── SUPPLIED DATA

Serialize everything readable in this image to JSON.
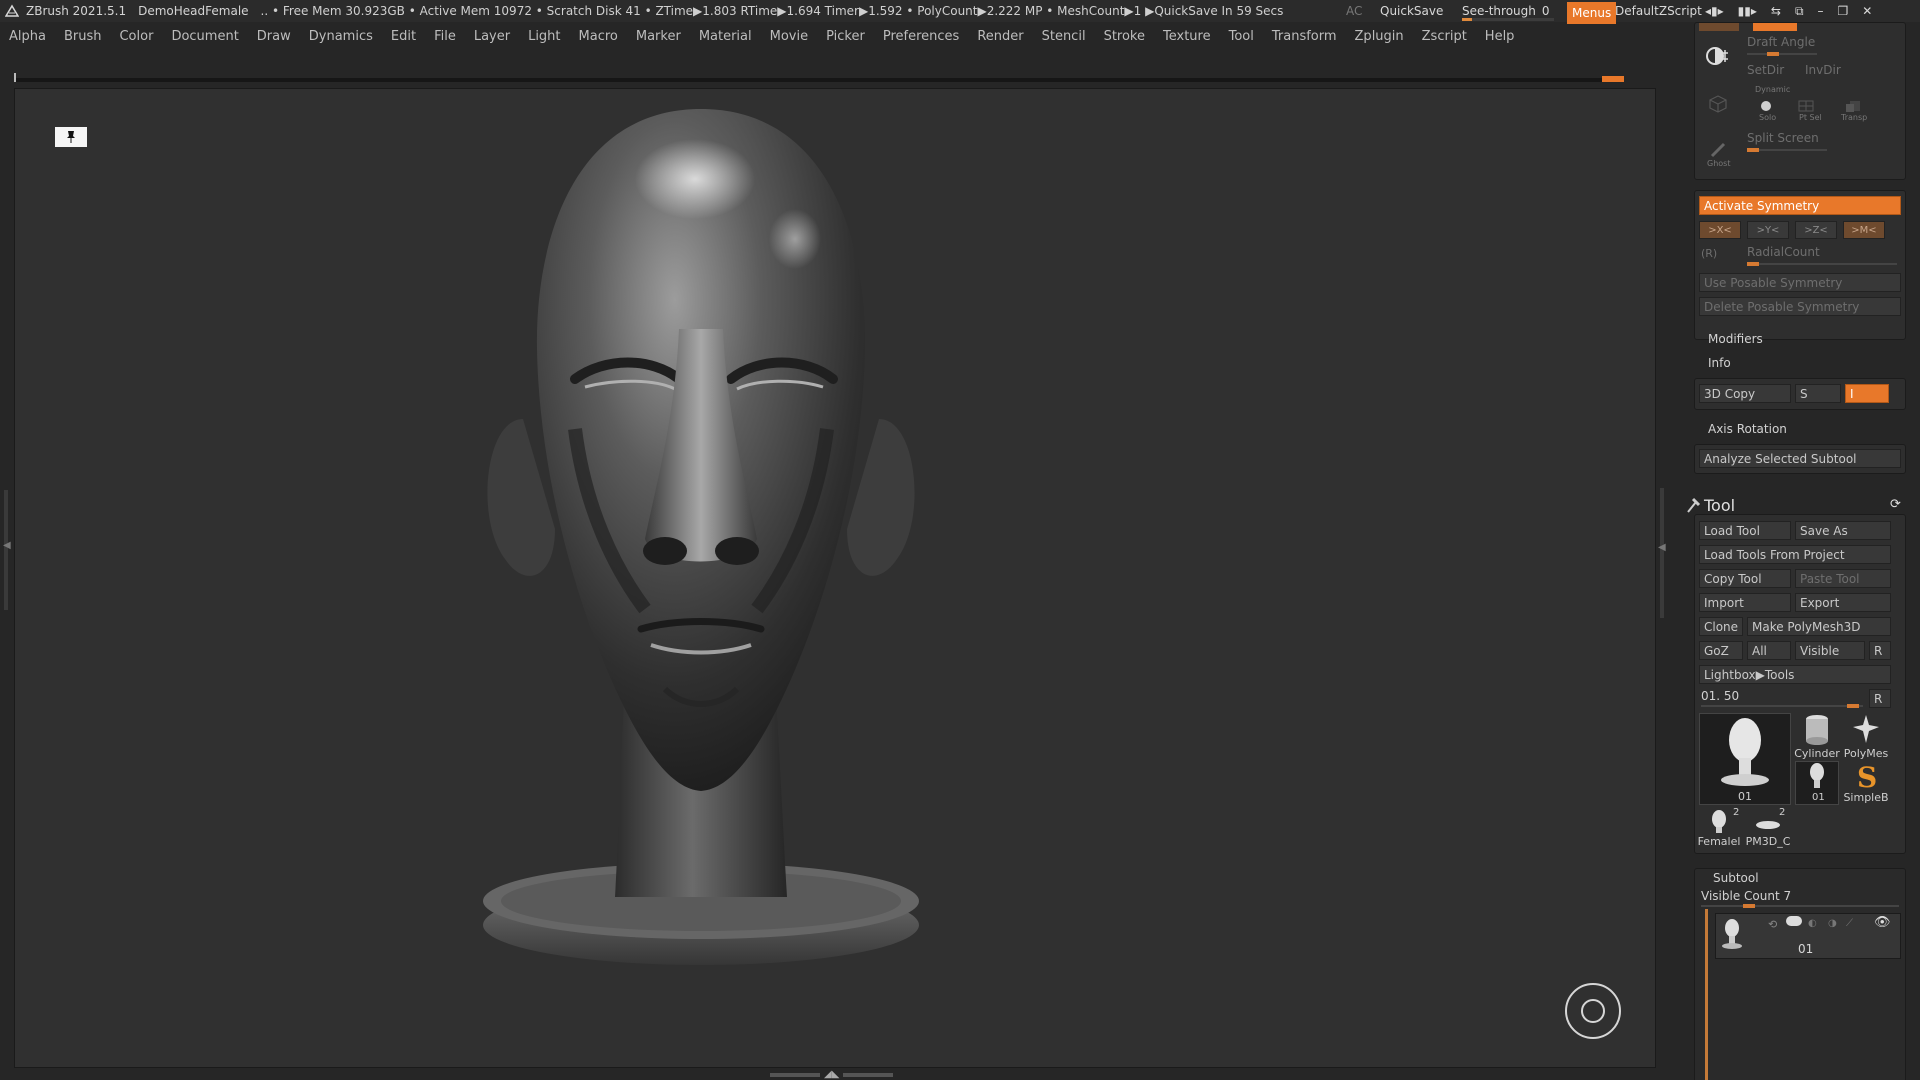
{
  "titlebar": {
    "app": "ZBrush 2021.5.1",
    "document": "DemoHeadFemale",
    "status": ".. • Free Mem 30.923GB • Active Mem 10972 • Scratch Disk 41 • ZTime▶1.803 RTime▶1.694 Timer▶1.592 • PolyCount▶2.222 MP • MeshCount▶1 ▶QuickSave In 59 Secs",
    "ac": "AC",
    "quicksave": "QuickSave",
    "see_through_label": "See-through",
    "see_through_value": "0",
    "menus": "Menus",
    "default_zscript": "DefaultZScript"
  },
  "menu": [
    "Alpha",
    "Brush",
    "Color",
    "Document",
    "Draw",
    "Dynamics",
    "Edit",
    "File",
    "Layer",
    "Light",
    "Macro",
    "Marker",
    "Material",
    "Movie",
    "Picker",
    "Preferences",
    "Render",
    "Stencil",
    "Stroke",
    "Texture",
    "Tool",
    "Transform",
    "Zplugin",
    "Zscript",
    "Help"
  ],
  "panel": {
    "draft_angle": "Draft Angle",
    "setdir": "SetDir",
    "invdir": "InvDir",
    "dynamic": "Dynamic",
    "solo": "Solo",
    "pt_sel": "Pt Sel",
    "transp": "Transp",
    "ghost": "Ghost",
    "split_screen": "Split Screen",
    "activate_symmetry": "Activate Symmetry",
    "sym_x": ">X<",
    "sym_y": ">Y<",
    "sym_z": ">Z<",
    "sym_m": ">M<",
    "sym_r": "(R)",
    "radial_count": "RadialCount",
    "use_posable": "Use Posable Symmetry",
    "delete_posable": "Delete Posable Symmetry",
    "modifiers": "Modifiers",
    "info": "Info",
    "copy3d": "3D Copy",
    "s": "S",
    "i": "I",
    "axis_rotation": "Axis Rotation",
    "analyze": "Analyze Selected Subtool"
  },
  "tool": {
    "title": "Tool",
    "load_tool": "Load Tool",
    "save_as": "Save As",
    "load_from_project": "Load Tools From Project",
    "copy_tool": "Copy Tool",
    "paste_tool": "Paste Tool",
    "import": "Import",
    "export": "Export",
    "clone": "Clone",
    "make_polymesh": "Make PolyMesh3D",
    "goz": "GoZ",
    "all": "All",
    "visible": "Visible",
    "r": "R",
    "lightbox_tools": "Lightbox▶Tools",
    "current_value": "01. 50",
    "thumbs": {
      "current": "01",
      "cylinder": "Cylinder",
      "polymesh": "PolyMes",
      "head_small": "01",
      "simpleb": "SimpleB",
      "female": "Femalel",
      "female_count": "2",
      "pm3d": "PM3D_C",
      "pm3d_count": "2"
    }
  },
  "subtool": {
    "title": "Subtool",
    "visible_count": "Visible Count 7",
    "item_name": "01"
  },
  "colors": {
    "accent": "#e8782a",
    "bg": "#262626",
    "canvas": "#303030"
  }
}
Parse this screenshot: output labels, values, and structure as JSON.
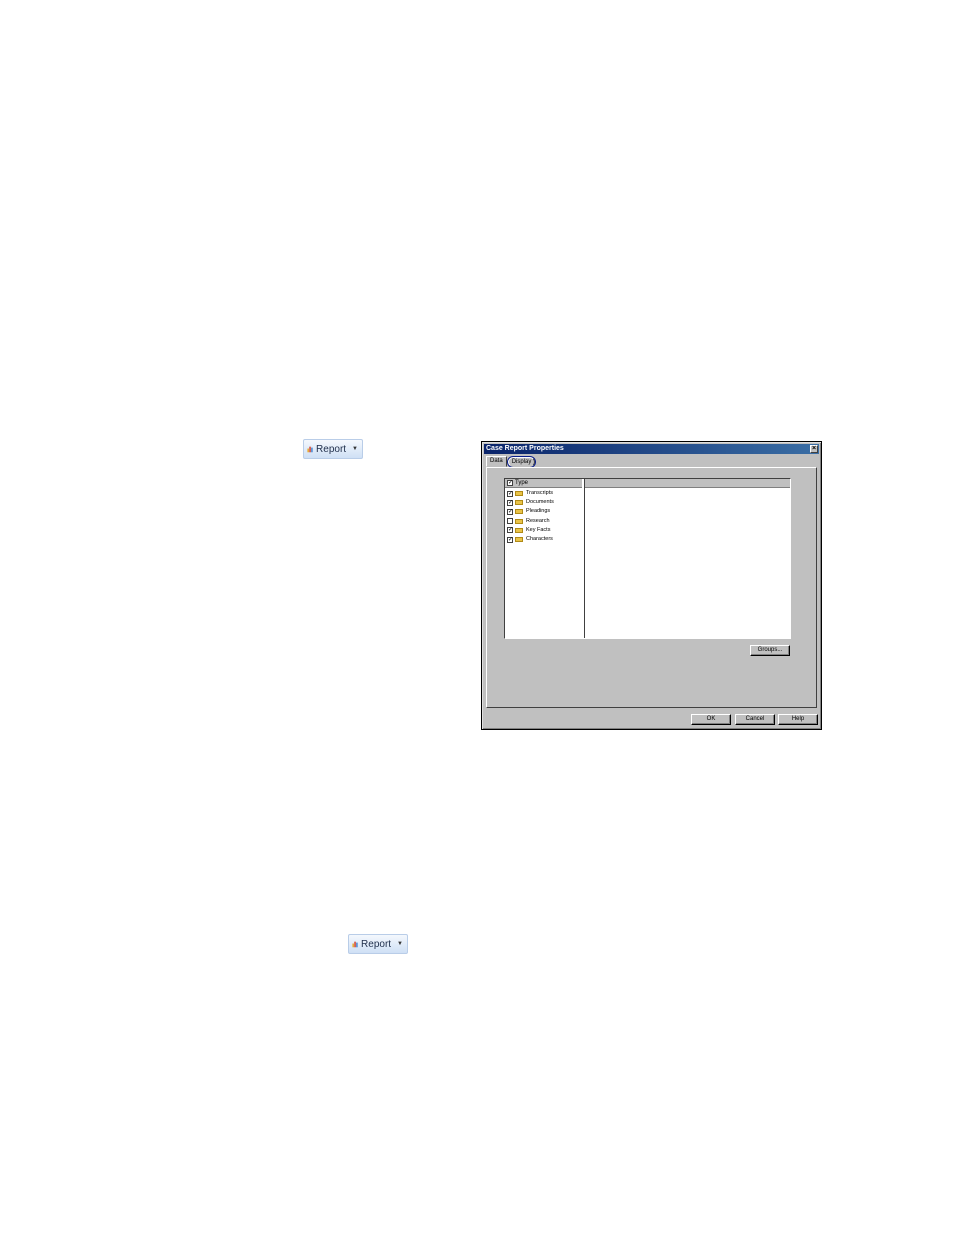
{
  "report_button_top": {
    "label": "Report",
    "icon": "bar-chart-icon"
  },
  "report_button_bottom": {
    "label": "Report",
    "icon": "bar-chart-icon"
  },
  "dialog": {
    "title": "Case Report Properties",
    "close_glyph": "×",
    "tabs": [
      {
        "label": "Data",
        "active": true
      },
      {
        "label": "Display",
        "active": false,
        "highlighted": true
      }
    ],
    "list": {
      "column_header": "Type",
      "header_checked": true,
      "items": [
        {
          "label": "Transcripts",
          "checked": true
        },
        {
          "label": "Documents",
          "checked": true
        },
        {
          "label": "Pleadings",
          "checked": true
        },
        {
          "label": "Research",
          "checked": false
        },
        {
          "label": "Key Facts",
          "checked": true
        },
        {
          "label": "Characters",
          "checked": true
        }
      ]
    },
    "groups_button": "Groups...",
    "ok_button": "OK",
    "cancel_button": "Cancel",
    "help_button": "Help"
  }
}
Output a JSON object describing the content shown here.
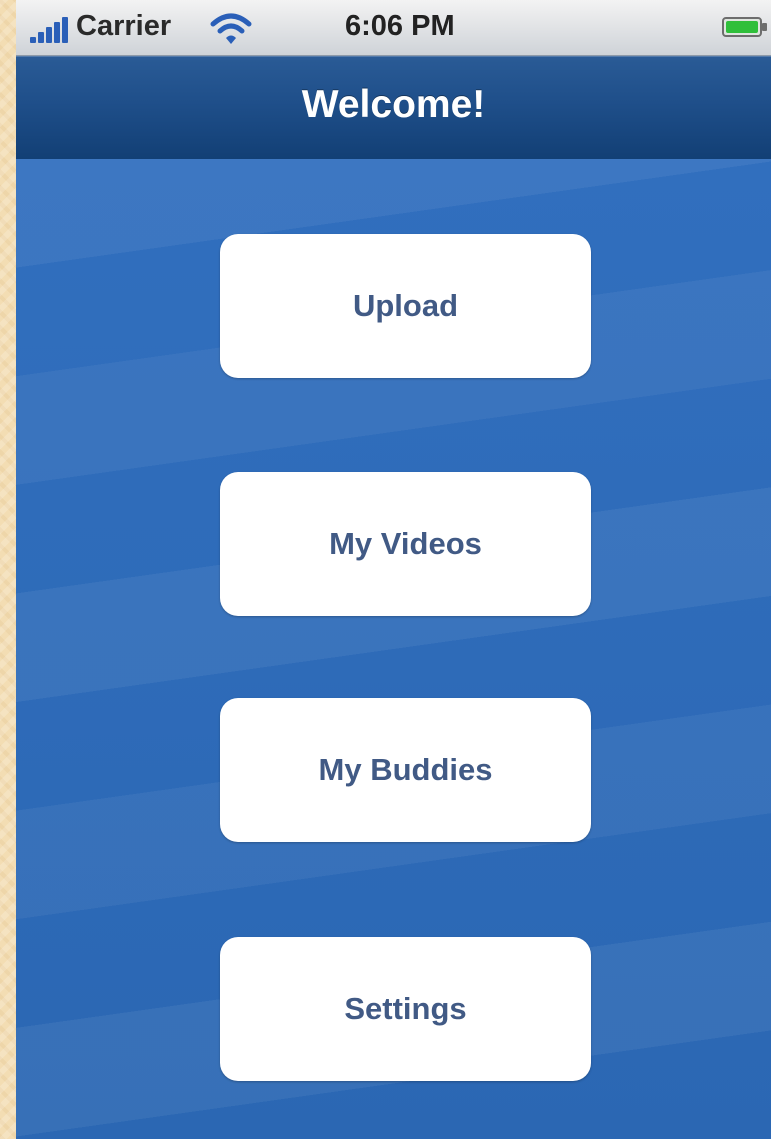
{
  "status_bar": {
    "carrier": "Carrier",
    "time": "6:06 PM",
    "signal_icon": "signal-bars-icon",
    "wifi_icon": "wifi-icon",
    "battery_icon": "battery-icon"
  },
  "nav_bar": {
    "title": "Welcome!"
  },
  "menu": {
    "items": [
      {
        "label": "Upload"
      },
      {
        "label": "My Videos"
      },
      {
        "label": "My Buddies"
      },
      {
        "label": "Settings"
      }
    ]
  },
  "colors": {
    "background": "#2f6fbb",
    "nav_bar": "#1f4f8a",
    "button_text": "#415a85",
    "button_bg": "#ffffff"
  }
}
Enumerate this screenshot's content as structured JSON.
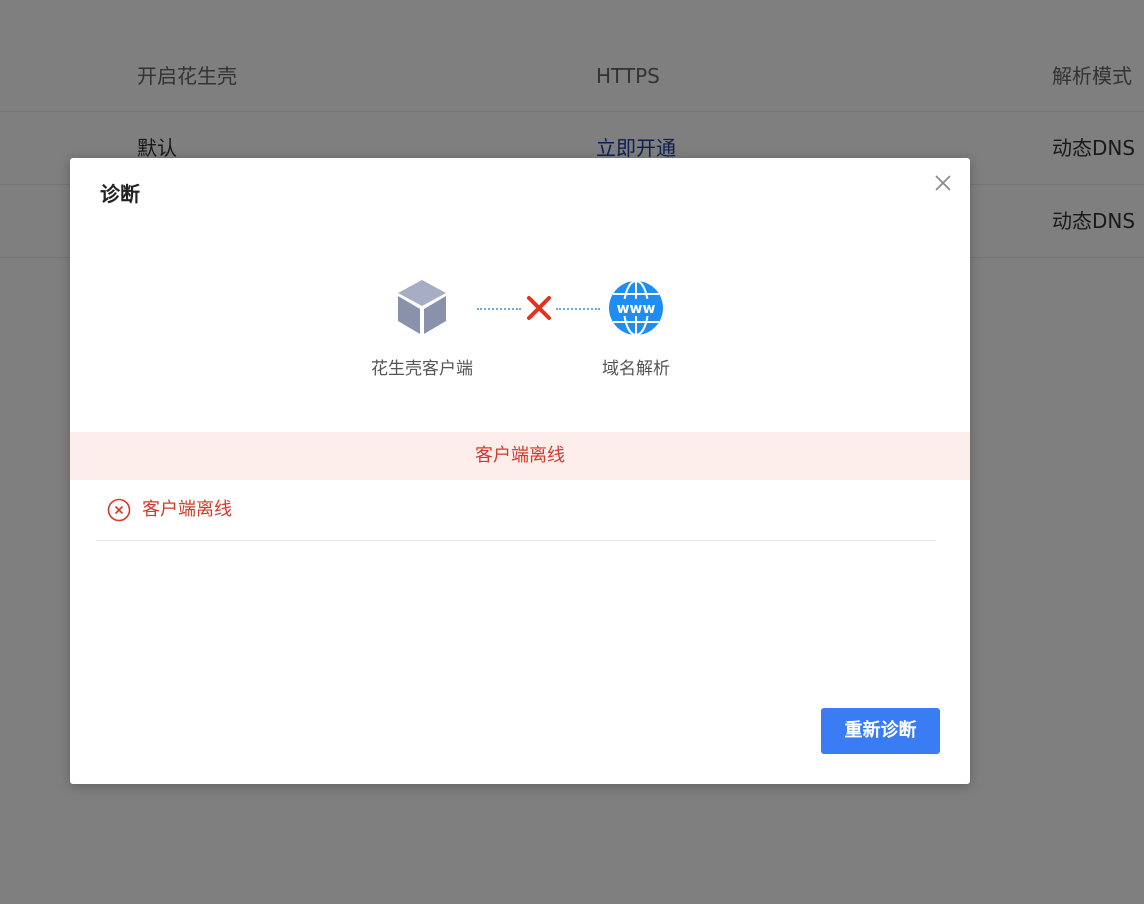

────

* EXERCISE OBJECTIVE *
In the lines above, find each one with "screenshot" and list it.

* EXERCISE ANSWER *
Parse this screenshot: output labels, values, and structure as JSON.
Enumerate this screenshot's content as structured JSON.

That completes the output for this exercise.